(TASK DETAILS)
Give the number of lines that include the string "xlabel", nothing more.

(MATERIAL SHOWN)

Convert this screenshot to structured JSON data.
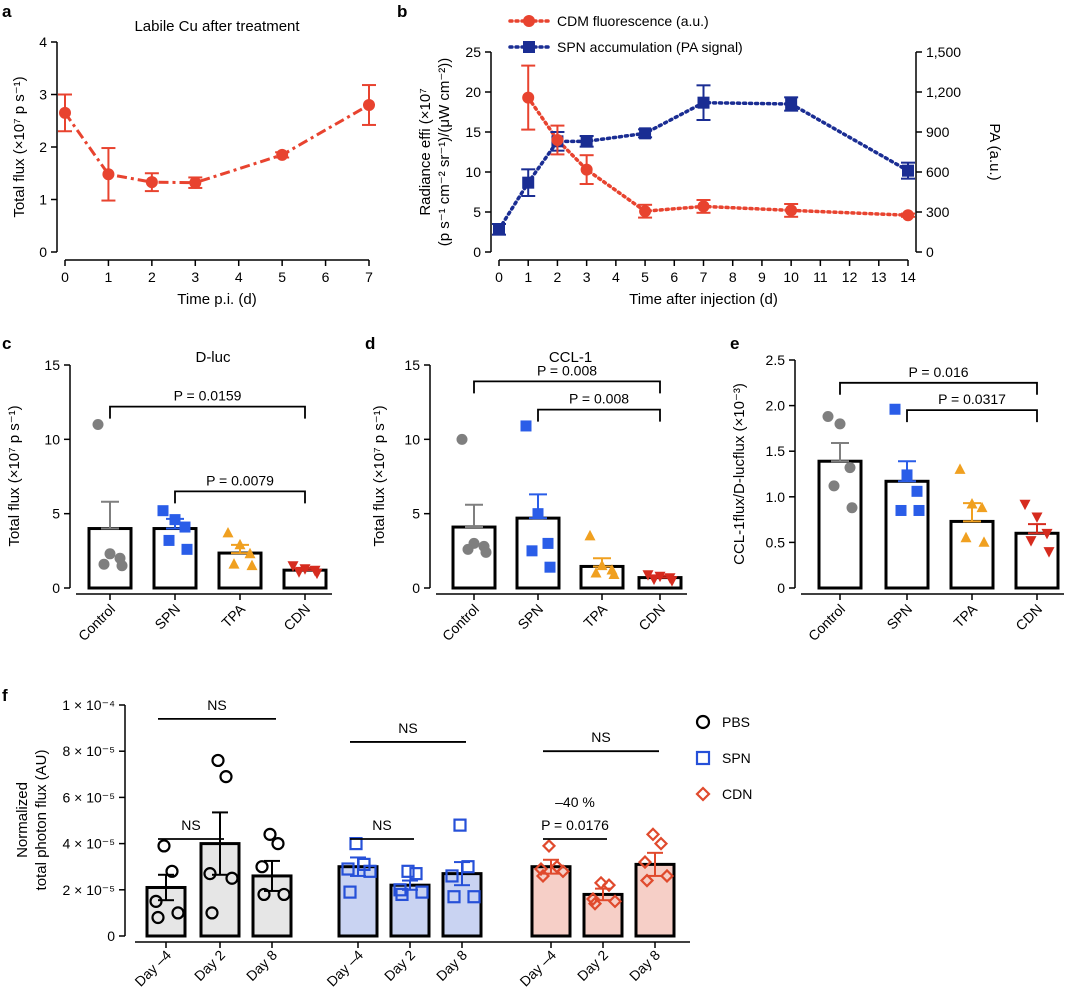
{
  "figure": {
    "panels": [
      "a",
      "b",
      "c",
      "d",
      "e",
      "f"
    ]
  },
  "colors": {
    "red": "#e8432f",
    "blue": "#1f3aa6",
    "navy": "#1a2d93",
    "grey": "#7f7f7f",
    "scatter_blue": "#2a5de8",
    "orange": "#f0a020",
    "darkred": "#d62b1e",
    "pbs": "#000000",
    "spn": "#2650d8",
    "cdn": "#e04a2d"
  },
  "chart_data": [
    {
      "id": "a",
      "type": "line",
      "title": "Labile Cu after treatment",
      "xlabel": "Time p.i. (d)",
      "ylabel": "Total flux (×10⁷ p s⁻¹)",
      "xlim": [
        0,
        7
      ],
      "ylim": [
        0,
        4
      ],
      "xticks": [
        "0",
        "1",
        "2",
        "3",
        "4",
        "5",
        "6",
        "7"
      ],
      "yticks": [
        "0",
        "1",
        "2",
        "3",
        "4"
      ],
      "series": [
        {
          "name": "Labile Cu",
          "x": [
            0,
            1,
            2,
            3,
            5,
            7
          ],
          "y": [
            2.65,
            1.48,
            1.33,
            1.32,
            1.85,
            2.8
          ],
          "err": [
            0.35,
            0.5,
            0.17,
            0.1,
            0.05,
            0.38
          ]
        }
      ]
    },
    {
      "id": "b",
      "type": "line",
      "xlabel": "Time after injection (d)",
      "ylabel": "Radiance effi (×10⁷ (p s⁻¹ cm⁻² sr⁻¹)/(μW cm⁻²))",
      "y2label": "PA (a.u.)",
      "xlim": [
        0,
        14
      ],
      "ylim": [
        0,
        25
      ],
      "y2lim": [
        0,
        1500
      ],
      "xticks": [
        "0",
        "1",
        "2",
        "3",
        "4",
        "5",
        "6",
        "7",
        "8",
        "9",
        "10",
        "11",
        "12",
        "13",
        "14"
      ],
      "yticks": [
        "0",
        "5",
        "10",
        "15",
        "20",
        "25"
      ],
      "y2ticks": [
        "0",
        "300",
        "600",
        "900",
        "1,200",
        "1,500"
      ],
      "series": [
        {
          "name": "CDM fluorescence (a.u.)",
          "axis": "left",
          "x": [
            1,
            2,
            3,
            5,
            7,
            10,
            14
          ],
          "y": [
            19.3,
            14,
            10.3,
            5.1,
            5.7,
            5.2,
            4.6
          ],
          "err": [
            4,
            1.8,
            1.8,
            0.8,
            0.8,
            0.8,
            0.2
          ]
        },
        {
          "name": "SPN accumulation (PA signal)",
          "axis": "right",
          "x": [
            0,
            1,
            2,
            3,
            5,
            7,
            10,
            14
          ],
          "y": [
            170,
            520,
            830,
            830,
            890,
            1120,
            1110,
            610
          ],
          "err": [
            40,
            100,
            70,
            40,
            30,
            130,
            50,
            60
          ]
        }
      ]
    },
    {
      "id": "c",
      "type": "bar",
      "title": "D-luc",
      "ylabel": "Total flux (×10⁷ p s⁻¹)",
      "ylim": [
        0,
        15
      ],
      "yticks": [
        "0",
        "5",
        "10",
        "15"
      ],
      "categories": [
        "Control",
        "SPN",
        "TPA",
        "CDN"
      ],
      "values": [
        4.0,
        4.0,
        2.35,
        1.2
      ],
      "err": [
        1.8,
        0.65,
        0.55,
        0.15
      ],
      "points": [
        [
          11,
          2.3,
          2.0,
          1.6,
          1.5
        ],
        [
          5.2,
          4.6,
          4.1,
          3.2,
          2.6
        ],
        [
          3.7,
          2.9,
          2.3,
          1.6,
          1.5
        ],
        [
          1.5,
          1.3,
          1.2,
          1.1,
          1.0
        ]
      ],
      "comparisons": [
        {
          "from": "Control",
          "to": "CDN",
          "label": "P = 0.0159",
          "y": 12.2
        },
        {
          "from": "SPN",
          "to": "CDN",
          "label": "P = 0.0079",
          "y": 6.5
        }
      ]
    },
    {
      "id": "d",
      "type": "bar",
      "title": "CCL-1",
      "ylabel": "Total flux (×10⁷ p s⁻¹)",
      "ylim": [
        0,
        15
      ],
      "yticks": [
        "0",
        "5",
        "10",
        "15"
      ],
      "categories": [
        "Control",
        "SPN",
        "TPA",
        "CDN"
      ],
      "values": [
        4.1,
        4.7,
        1.45,
        0.7
      ],
      "err": [
        1.5,
        1.6,
        0.55,
        0.15
      ],
      "points": [
        [
          10,
          3.0,
          2.8,
          2.6,
          2.4
        ],
        [
          10.9,
          5.0,
          3.0,
          2.5,
          1.4
        ],
        [
          3.5,
          1.5,
          1.2,
          1.0,
          0.9
        ],
        [
          0.9,
          0.8,
          0.7,
          0.6,
          0.5
        ]
      ],
      "comparisons": [
        {
          "from": "Control",
          "to": "CDN",
          "label": "P = 0.008",
          "y": 13.9
        },
        {
          "from": "SPN",
          "to": "CDN",
          "label": "P = 0.008",
          "y": 12.0
        }
      ]
    },
    {
      "id": "e",
      "type": "bar",
      "ylabel": "CCL-1flux/D-lucflux (×10⁻³)",
      "ylim": [
        0,
        2.5
      ],
      "yticks": [
        "0",
        "0.5",
        "1.0",
        "1.5",
        "2.0",
        "2.5"
      ],
      "categories": [
        "Control",
        "SPN",
        "TPA",
        "CDN"
      ],
      "values": [
        1.39,
        1.17,
        0.73,
        0.6
      ],
      "err": [
        0.2,
        0.22,
        0.2,
        0.1
      ],
      "points": [
        [
          1.88,
          1.8,
          1.32,
          1.12,
          0.88
        ],
        [
          1.96,
          1.24,
          1.06,
          0.85,
          0.85
        ],
        [
          1.3,
          0.92,
          0.88,
          0.55,
          0.5
        ],
        [
          0.92,
          0.78,
          0.6,
          0.52,
          0.4
        ]
      ],
      "comparisons": [
        {
          "from": "Control",
          "to": "CDN",
          "label": "P = 0.016",
          "y": 2.25
        },
        {
          "from": "SPN",
          "to": "CDN",
          "label": "P = 0.0317",
          "y": 1.95
        }
      ]
    },
    {
      "id": "f",
      "type": "bar",
      "ylabel": "Normalized total photon flux (AU)",
      "ylim": [
        0,
        0.0001
      ],
      "yticks": [
        "0",
        "2 × 10⁻⁵",
        "4 × 10⁻⁵",
        "6 × 10⁻⁵",
        "8 × 10⁻⁵",
        "1 × 10⁻⁴"
      ],
      "legend": [
        "PBS",
        "SPN",
        "CDN"
      ],
      "groups": [
        {
          "name": "PBS",
          "categories": [
            "Day –4",
            "Day 2",
            "Day 8"
          ],
          "values": [
            2.1e-05,
            4e-05,
            2.6e-05
          ],
          "err": [
            5.5e-06,
            1.35e-05,
            6.5e-06
          ],
          "points": [
            [
              3.9e-05,
              2.8e-05,
              1.5e-05,
              1e-05,
              8e-06
            ],
            [
              7.6e-05,
              6.9e-05,
              2.7e-05,
              2.5e-05,
              1e-05
            ],
            [
              4.4e-05,
              4e-05,
              3e-05,
              1.8e-05,
              1.8e-05
            ]
          ],
          "comparisons": [
            {
              "label": "NS",
              "from": 0,
              "to": 2,
              "y": 9.4e-05
            },
            {
              "label": "NS",
              "from": 0,
              "to": 1,
              "y": 4.2e-05
            }
          ]
        },
        {
          "name": "SPN",
          "categories": [
            "Day –4",
            "Day 2",
            "Day 8"
          ],
          "values": [
            3e-05,
            2.2e-05,
            2.7e-05
          ],
          "err": [
            4e-06,
            2e-06,
            5e-06
          ],
          "points": [
            [
              4e-05,
              3.1e-05,
              2.9e-05,
              2.8e-05,
              1.9e-05
            ],
            [
              2.8e-05,
              2.7e-05,
              2e-05,
              1.9e-05,
              1.8e-05
            ],
            [
              4.8e-05,
              3e-05,
              2.6e-05,
              1.7e-05,
              1.7e-05
            ]
          ],
          "comparisons": [
            {
              "label": "NS",
              "from": 0,
              "to": 2,
              "y": 8.4e-05
            },
            {
              "label": "NS",
              "from": 0,
              "to": 1,
              "y": 4.2e-05
            }
          ]
        },
        {
          "name": "CDN",
          "categories": [
            "Day –4",
            "Day 2",
            "Day 8"
          ],
          "values": [
            3e-05,
            1.8e-05,
            3.1e-05
          ],
          "err": [
            3e-06,
            2.5e-06,
            5e-06
          ],
          "points": [
            [
              3.9e-05,
              3e-05,
              2.9e-05,
              2.8e-05,
              2.6e-05
            ],
            [
              2.3e-05,
              2.2e-05,
              1.6e-05,
              1.5e-05,
              1.4e-05
            ],
            [
              4.4e-05,
              4e-05,
              3.2e-05,
              2.6e-05,
              2.4e-05
            ]
          ],
          "comparisons": [
            {
              "label": "NS",
              "from": 0,
              "to": 2,
              "y": 8e-05
            },
            {
              "label": "–40 %",
              "label2": "P = 0.0176",
              "from": 0,
              "to": 1,
              "y": 4.2e-05
            }
          ]
        }
      ]
    }
  ]
}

(RESPONSE)
2